* [Goal] Look at the entries below and reproduce them exactly.

* [Source records]
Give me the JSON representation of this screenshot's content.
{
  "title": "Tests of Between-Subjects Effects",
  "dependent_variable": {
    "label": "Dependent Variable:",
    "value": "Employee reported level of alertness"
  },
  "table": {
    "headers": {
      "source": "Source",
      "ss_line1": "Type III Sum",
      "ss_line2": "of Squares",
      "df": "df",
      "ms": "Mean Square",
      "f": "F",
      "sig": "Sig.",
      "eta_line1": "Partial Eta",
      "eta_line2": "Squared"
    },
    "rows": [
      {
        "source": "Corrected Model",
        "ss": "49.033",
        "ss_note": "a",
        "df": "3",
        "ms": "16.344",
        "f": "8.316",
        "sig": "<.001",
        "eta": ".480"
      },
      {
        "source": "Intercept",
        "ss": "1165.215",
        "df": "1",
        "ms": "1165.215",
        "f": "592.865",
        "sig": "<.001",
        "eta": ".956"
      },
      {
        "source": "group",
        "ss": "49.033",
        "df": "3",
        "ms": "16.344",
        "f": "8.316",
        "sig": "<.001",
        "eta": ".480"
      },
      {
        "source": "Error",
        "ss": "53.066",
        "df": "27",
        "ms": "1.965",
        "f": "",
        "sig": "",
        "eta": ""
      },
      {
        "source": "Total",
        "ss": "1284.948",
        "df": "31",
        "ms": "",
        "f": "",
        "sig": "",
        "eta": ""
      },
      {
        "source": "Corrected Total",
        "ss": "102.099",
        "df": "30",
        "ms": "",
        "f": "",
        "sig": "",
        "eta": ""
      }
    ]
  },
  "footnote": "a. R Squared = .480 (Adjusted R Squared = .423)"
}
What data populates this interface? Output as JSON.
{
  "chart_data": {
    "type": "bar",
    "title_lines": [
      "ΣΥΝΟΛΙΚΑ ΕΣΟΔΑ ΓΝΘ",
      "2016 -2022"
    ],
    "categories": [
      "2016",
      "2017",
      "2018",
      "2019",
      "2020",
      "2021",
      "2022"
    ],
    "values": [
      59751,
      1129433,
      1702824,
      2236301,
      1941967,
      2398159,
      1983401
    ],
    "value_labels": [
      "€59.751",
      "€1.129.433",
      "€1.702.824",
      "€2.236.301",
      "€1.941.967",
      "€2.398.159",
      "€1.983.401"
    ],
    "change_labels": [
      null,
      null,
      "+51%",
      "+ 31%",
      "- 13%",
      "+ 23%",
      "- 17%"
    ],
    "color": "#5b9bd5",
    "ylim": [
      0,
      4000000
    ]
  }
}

* [The answer]
Give me the JSON representation of this screenshot's content.
{
  "title": "Tests of Between-Subjects Effects",
  "dependent_variable": {
    "label": "Dependent Variable:",
    "value": "Employee reported level of alertness"
  },
  "table": {
    "headers": {
      "source": "Source",
      "ss_line1": "Type III Sum",
      "ss_line2": "of Squares",
      "df": "df",
      "ms": "Mean Square",
      "f": "F",
      "sig": "Sig.",
      "eta_line1": "Partial Eta",
      "eta_line2": "Squared"
    },
    "rows": [
      {
        "source": "Corrected Model",
        "ss": "49.033",
        "ss_note": "a",
        "df": "3",
        "ms": "16.344",
        "f": "8.316",
        "sig": "<.001",
        "eta": ".480"
      },
      {
        "source": "Intercept",
        "ss": "1165.215",
        "df": "1",
        "ms": "1165.215",
        "f": "592.865",
        "sig": "<.001",
        "eta": ".956"
      },
      {
        "source": "group",
        "ss": "49.033",
        "df": "3",
        "ms": "16.344",
        "f": "8.316",
        "sig": "<.001",
        "eta": ".480"
      },
      {
        "source": "Error",
        "ss": "53.066",
        "df": "27",
        "ms": "1.965",
        "f": "",
        "sig": "",
        "eta": ""
      },
      {
        "source": "Total",
        "ss": "1284.948",
        "df": "31",
        "ms": "",
        "f": "",
        "sig": "",
        "eta": ""
      },
      {
        "source": "Corrected Total",
        "ss": "102.099",
        "df": "30",
        "ms": "",
        "f": "",
        "sig": "",
        "eta": ""
      }
    ]
  },
  "footnote": "a. R Squared = .480 (Adjusted R Squared = .423)"
}
What data populates this interface? Output as JSON.
{
  "chart_data": {
    "type": "bar",
    "title_lines": [
      "ΣΥΝΟΛΙΚΑ ΕΣΟΔΑ ΓΝΘ",
      "2016 -2022"
    ],
    "categories": [
      "2016",
      "2017",
      "2018",
      "2019",
      "2020",
      "2021",
      "2022"
    ],
    "values": [
      59751,
      1129433,
      1702824,
      2236301,
      1941967,
      2398159,
      1983401
    ],
    "value_labels": [
      "€59.751",
      "€1.129.433",
      "€1.702.824",
      "€2.236.301",
      "€1.941.967",
      "€2.398.159",
      "€1.983.401"
    ],
    "change_labels": [
      null,
      null,
      "+51%",
      "+ 31%",
      "- 13%",
      "+ 23%",
      "- 17%"
    ],
    "color": "#5b9bd5",
    "ylim": [
      0,
      4000000
    ]
  }
}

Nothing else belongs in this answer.